* **Textauszug**:
--
Der Pariser Uraufführung von „Carmen“ ging ein mühsamer und vor allem für den Komponisten schmerzhafter Probenprozess voraus. Ein Grundproblem von Bizets „Carmen“ war in den Augen und Ohren des Opéra-Comique-Intendanten Camille du Locle schon, dass Bizet mit dem tragischen Tod der Carmen die Grundregel des guten Endes der Opéra Comique sprengte. Das in der Urfassung noch nihilistischere Ende lehnte der Intendant sogar entschieden ab. Während der Proben rebellierte der Chor gegen die aus seiner Sicht zu umfangreichen und anspruchsvollen Aufgaben. Den für die Rolle des Don José vorgesehenen Tenor plagte eine Stimmkrise und damit einhergehende Intonationsschwierigkeiten. Bizet hatte für ihn am Beginn eine hinter der Bühne zu singende Canzone komponiert, doch der Sänger konnte die Spur nicht halten. Also fiel die Passage weg.
Doch es wurde nicht nur gestrichen, so vermisste der Intendant spanisches Lokalkolorit, woraufhin Bizet einige Tänze dazu komponierte, die allerdings dramaturgisch aufhalten. Der Sänger des Moralès fand seine Rolle zu klein, er bekam Couplets dazu. Dafür wurden Chöre gestrichen und ersatzlos auch die ursprünglich vorgesehenen Melodramen, auch deshalb, weil sich Balance-Probleme nicht lösen ließen. Die gesprochenen Dialoge, die ursprünglich vorgesehen waren, blieben zunächst erhalten, verschwanden aber in der von Ernest Guiraud zwei Jahre nach Bizets Tod veröffentlichten Partitur ersatzlos zugunsten nachkomponierter Rezitative.
Die auffallendste Änderung gegenüber der bislang gebräuchlichen Fassung, basierend auf Guirauds Partitur ist die Auftrittsarie der Carmen in der „Urfassung“: Hier sollte sie eigentlich ein leichtes, heiteres Lied singen auf den Text „L’amour est enfant de Bohème“. Mit Chorbegleitung verkündet Carmen ihren Stolz und propagiert die freie Liebe, Rhythmus und musikalischer Aufbau des Lieds erinnern deutlich und nicht zufällig an die „Marseillaise“ und ihr Ideal der Freiheit. Der Carmen der Uraufführung, Célestine Galli-Marié passte diese Auftrittsarie jedoch nicht, sie wünschte sich von Bizet eine Arie, bei der sie tanzen und ihre Hüften kreisen lassen konnte. Voilà: Bizet komponierte die „Habanera“, bis heute der bekannteste Hit aus seiner an Hits nicht eben armen Oper, der einen ganz anderen, eben nicht heiteren Ton vorgibt und damit den Charakter der Carmen verändert.
--
* **Datensätze**:

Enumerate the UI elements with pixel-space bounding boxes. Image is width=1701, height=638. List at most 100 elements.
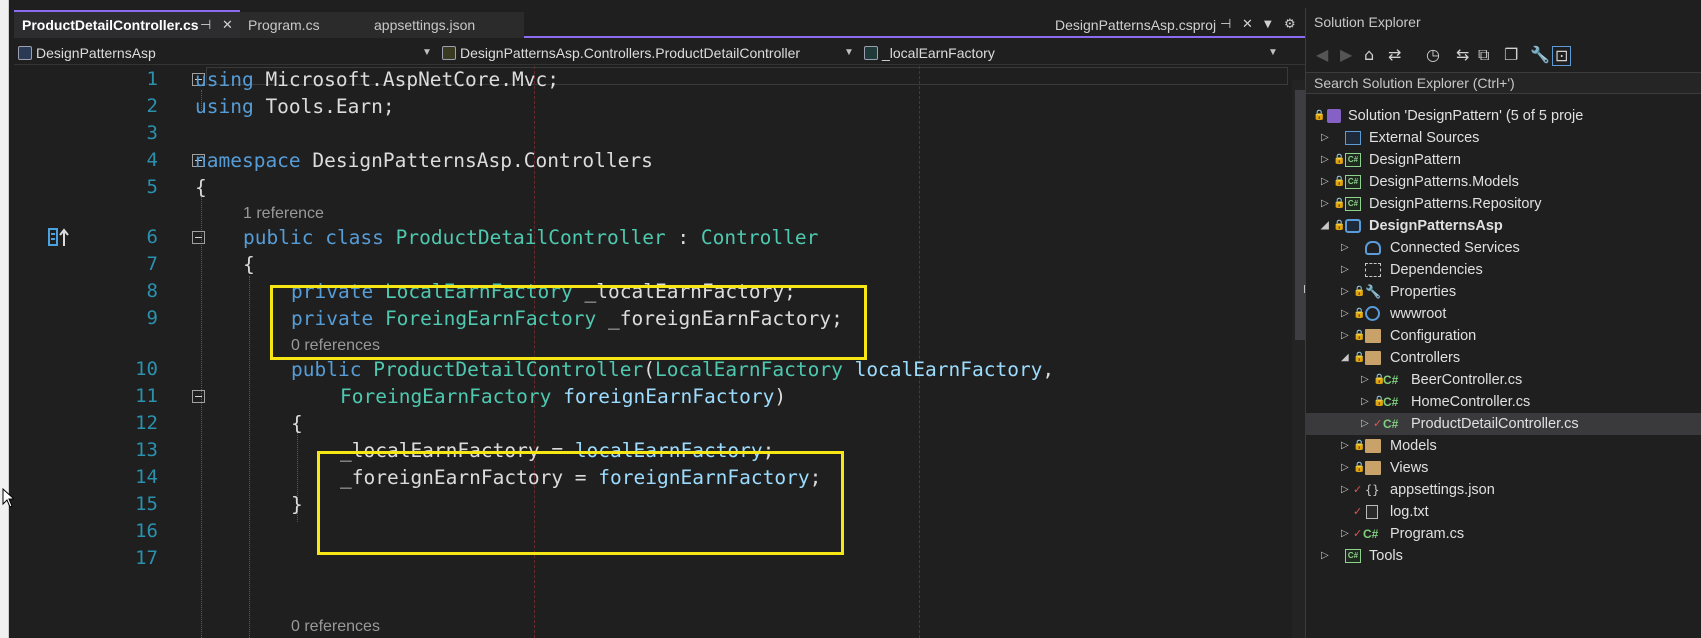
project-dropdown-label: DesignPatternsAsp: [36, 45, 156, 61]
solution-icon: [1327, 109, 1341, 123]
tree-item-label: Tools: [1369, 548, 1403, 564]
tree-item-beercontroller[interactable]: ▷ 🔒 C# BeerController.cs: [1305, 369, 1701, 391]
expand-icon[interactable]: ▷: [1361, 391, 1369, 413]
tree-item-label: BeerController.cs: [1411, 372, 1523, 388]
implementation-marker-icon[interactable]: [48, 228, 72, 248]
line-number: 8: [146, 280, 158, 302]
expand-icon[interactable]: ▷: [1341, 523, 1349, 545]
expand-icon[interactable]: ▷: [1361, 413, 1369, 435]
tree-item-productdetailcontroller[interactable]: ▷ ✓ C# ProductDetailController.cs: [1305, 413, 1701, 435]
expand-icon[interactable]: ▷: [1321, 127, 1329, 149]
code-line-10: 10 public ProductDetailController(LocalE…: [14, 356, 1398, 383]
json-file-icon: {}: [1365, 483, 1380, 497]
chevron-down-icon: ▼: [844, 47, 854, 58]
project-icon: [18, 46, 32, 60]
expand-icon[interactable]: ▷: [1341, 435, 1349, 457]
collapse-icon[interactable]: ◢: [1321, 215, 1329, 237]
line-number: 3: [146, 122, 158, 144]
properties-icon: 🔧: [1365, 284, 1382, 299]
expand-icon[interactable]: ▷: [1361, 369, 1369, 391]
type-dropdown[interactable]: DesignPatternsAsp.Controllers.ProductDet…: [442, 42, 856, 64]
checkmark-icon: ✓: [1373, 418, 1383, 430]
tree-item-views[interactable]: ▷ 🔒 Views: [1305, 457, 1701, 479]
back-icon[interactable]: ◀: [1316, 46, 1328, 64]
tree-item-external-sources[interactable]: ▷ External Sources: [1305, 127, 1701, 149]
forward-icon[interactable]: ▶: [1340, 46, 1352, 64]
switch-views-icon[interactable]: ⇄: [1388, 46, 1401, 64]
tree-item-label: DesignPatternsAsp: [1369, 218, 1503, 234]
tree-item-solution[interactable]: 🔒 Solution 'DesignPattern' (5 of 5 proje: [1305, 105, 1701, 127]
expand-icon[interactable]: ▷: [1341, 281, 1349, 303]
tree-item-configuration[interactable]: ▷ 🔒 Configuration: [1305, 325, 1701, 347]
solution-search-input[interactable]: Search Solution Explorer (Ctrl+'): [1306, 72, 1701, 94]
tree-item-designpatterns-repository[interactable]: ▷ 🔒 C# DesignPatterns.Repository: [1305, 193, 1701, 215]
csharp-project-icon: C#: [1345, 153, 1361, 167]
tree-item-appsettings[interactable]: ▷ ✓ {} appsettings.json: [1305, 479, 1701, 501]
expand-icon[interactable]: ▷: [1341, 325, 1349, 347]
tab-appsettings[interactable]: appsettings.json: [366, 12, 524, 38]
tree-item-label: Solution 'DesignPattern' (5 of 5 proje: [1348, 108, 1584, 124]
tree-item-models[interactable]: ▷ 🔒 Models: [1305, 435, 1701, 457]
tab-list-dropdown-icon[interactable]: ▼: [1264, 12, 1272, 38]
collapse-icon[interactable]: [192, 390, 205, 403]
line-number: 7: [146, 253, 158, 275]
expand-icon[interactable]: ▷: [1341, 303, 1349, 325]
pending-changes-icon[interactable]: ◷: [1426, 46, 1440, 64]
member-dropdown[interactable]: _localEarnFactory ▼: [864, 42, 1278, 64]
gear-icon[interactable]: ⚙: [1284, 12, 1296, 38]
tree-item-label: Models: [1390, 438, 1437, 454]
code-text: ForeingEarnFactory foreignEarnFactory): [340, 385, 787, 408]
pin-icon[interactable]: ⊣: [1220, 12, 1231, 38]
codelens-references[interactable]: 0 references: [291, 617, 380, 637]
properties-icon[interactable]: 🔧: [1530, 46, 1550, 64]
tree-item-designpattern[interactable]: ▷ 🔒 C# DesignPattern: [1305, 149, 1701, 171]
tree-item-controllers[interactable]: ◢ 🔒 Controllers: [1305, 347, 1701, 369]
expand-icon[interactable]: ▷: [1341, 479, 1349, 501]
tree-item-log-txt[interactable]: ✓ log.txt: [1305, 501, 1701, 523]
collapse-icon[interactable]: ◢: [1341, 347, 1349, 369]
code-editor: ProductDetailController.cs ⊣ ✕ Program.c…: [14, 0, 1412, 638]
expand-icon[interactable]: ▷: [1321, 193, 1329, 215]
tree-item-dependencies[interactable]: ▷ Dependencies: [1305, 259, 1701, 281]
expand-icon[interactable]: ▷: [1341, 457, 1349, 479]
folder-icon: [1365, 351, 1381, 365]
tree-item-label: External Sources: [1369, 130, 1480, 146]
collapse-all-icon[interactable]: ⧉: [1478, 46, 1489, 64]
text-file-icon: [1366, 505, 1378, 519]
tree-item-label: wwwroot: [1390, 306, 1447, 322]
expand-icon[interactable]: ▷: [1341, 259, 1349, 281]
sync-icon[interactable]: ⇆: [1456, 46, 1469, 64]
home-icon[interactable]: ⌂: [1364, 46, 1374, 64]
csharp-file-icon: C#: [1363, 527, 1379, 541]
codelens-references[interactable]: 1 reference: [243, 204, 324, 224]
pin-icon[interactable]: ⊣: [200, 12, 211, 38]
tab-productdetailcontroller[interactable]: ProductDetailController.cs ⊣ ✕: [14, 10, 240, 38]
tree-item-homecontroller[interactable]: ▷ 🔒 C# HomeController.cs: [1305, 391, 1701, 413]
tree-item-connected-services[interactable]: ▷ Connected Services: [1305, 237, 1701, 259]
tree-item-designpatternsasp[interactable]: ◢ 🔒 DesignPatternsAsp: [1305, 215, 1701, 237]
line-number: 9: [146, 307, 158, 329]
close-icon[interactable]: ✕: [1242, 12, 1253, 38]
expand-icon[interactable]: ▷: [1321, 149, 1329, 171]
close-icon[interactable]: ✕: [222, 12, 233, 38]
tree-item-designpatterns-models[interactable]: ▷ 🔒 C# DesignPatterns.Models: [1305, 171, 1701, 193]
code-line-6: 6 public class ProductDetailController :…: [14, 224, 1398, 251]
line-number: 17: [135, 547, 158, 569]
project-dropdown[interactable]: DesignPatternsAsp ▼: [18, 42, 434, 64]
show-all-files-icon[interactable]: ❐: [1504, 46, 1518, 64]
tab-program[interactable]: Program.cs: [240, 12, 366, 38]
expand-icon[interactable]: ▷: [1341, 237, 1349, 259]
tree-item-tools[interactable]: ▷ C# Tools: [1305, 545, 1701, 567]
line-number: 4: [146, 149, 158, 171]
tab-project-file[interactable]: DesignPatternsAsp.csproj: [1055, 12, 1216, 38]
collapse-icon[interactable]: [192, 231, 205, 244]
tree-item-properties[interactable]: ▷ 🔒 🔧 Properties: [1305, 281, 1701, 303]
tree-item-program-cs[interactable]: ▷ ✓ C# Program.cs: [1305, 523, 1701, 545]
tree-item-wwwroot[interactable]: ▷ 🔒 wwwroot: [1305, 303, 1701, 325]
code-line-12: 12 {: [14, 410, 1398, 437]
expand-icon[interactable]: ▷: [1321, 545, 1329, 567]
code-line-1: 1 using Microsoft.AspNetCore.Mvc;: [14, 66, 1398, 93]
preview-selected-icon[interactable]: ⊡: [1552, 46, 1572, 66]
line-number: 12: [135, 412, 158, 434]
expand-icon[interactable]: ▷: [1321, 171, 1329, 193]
--
* **Ihre Aufgaben**:
1) Prüfen Sie anhand des Textauszugs zu „Carmen“, ob die folgenden Aussagen zutreffen: (a) Die hinter der Bühne zu singende Canzone entfiel, weil der Tenor des Don José sie nicht sicher singen konnte. (b) Die gesprochenen Dialoge wurden noch vor der Uraufführung durch Rezitative ersetzt. (c) Célestine Galli-Marié wünschte sich eine Arie, bei der sie tanzen konnte. Antworten Sie jeweils mit Ja oder Nein und zitieren Sie die entscheidenden Worte des Textes.
2) Führen Sie den Textauszug über die Entstehung von „Carmen“ im Anschluss an seinen letzten Satz weiter.

* **Erwartete Antworten**:
1)
(a) Ja: „doch der Sänger konnte die Spur nicht halten. Also fiel die Passage weg.“
(b) Nein: „Die gesprochenen Dialoge, die ursprünglich vorgesehen waren, blieben zunächst erhalten, verschwanden aber in der von Ernest Guiraud zwei Jahre nach Bizets Tod veröffentlichten Partitur ersatzlos zugunsten nachkomponierter Rezitative.“
(c) Ja: „sie wünschte sich von Bizet eine Arie, bei der sie tanzen und ihre Hüften kreisen lassen konnte.“

2)
Das alles und noch viele weitere geänderte Details summieren sich. Am Ende der langen Probenzeit, nach weiteren Veränderungen während der ersten Aufführungsreihen und durch die Partitur von Guiraud, stand die „Carmen“, wie wir sie heute zu kennen glauben, deren inhaltliche, dramaturgische und nicht zuletzt auch musikalische Akzente sich von Bizets ursprünglichem Plan jedoch ziemlich weit entfernt haben.
Durch die gestrichenen Dialoge und Melodramen wurde das Ganze schwerfälliger, rasches Parlando und gewitzte Situationskomik wichen zugunsten der Grand Opéra-Geste, die auch nach schwereren Stimmen verlangte. Bis heute wird Escamillo meist mit einem Heldenbariton besetzt und wird damit ein dröhnender Macho. Dabei verlangt die Partitur eine leichtere Stimme, die Verzierungen und Vorhalte beherrscht. Auch Don José ist viel lyrischer gedacht, wenn er mit der Canzone hinter der Bühne beginnt.
Die neue, rekonstruierte Urfassung der „Carmen“ entstand nun in enger Zusammenarbeit von René Jacobs und Paul Prévost vom Bärenreiter Verlag. Jacobs setzte sich auch an die Original-Dialoge und aktualisierte sie dezent.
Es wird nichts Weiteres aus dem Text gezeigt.